* _What to do_: Whenever a line contains the string "anslutning", copy it out of the entries.

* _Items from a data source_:

---

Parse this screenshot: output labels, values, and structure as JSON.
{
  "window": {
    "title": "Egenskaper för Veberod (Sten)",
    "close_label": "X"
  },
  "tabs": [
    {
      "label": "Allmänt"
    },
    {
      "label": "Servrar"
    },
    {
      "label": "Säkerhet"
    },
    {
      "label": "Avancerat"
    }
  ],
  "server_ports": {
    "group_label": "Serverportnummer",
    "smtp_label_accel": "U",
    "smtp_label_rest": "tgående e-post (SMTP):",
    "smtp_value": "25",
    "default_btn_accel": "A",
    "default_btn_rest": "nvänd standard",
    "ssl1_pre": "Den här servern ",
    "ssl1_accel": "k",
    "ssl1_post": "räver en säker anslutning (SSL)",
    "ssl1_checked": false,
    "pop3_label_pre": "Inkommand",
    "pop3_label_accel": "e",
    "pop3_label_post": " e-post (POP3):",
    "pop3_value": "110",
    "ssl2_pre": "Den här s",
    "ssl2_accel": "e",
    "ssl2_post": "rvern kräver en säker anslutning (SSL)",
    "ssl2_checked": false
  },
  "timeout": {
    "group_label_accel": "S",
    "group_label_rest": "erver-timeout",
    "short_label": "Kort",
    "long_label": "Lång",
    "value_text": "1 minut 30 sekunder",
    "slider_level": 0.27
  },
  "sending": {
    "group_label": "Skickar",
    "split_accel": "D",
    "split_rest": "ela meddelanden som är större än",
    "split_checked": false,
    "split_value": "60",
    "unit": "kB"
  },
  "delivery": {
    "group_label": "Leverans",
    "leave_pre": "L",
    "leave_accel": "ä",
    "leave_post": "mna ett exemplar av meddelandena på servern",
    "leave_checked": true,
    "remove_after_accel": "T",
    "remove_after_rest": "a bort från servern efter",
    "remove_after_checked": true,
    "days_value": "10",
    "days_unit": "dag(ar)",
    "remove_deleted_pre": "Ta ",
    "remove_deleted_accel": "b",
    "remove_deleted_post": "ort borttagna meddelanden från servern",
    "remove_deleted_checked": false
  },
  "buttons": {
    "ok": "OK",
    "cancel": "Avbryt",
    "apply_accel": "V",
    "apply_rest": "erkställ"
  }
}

---

* _Written solution_:
    "ssl1_post": "räver en säker anslutning (SSL)",
    "ssl2_post": "rvern kräver en säker anslutning (SSL)",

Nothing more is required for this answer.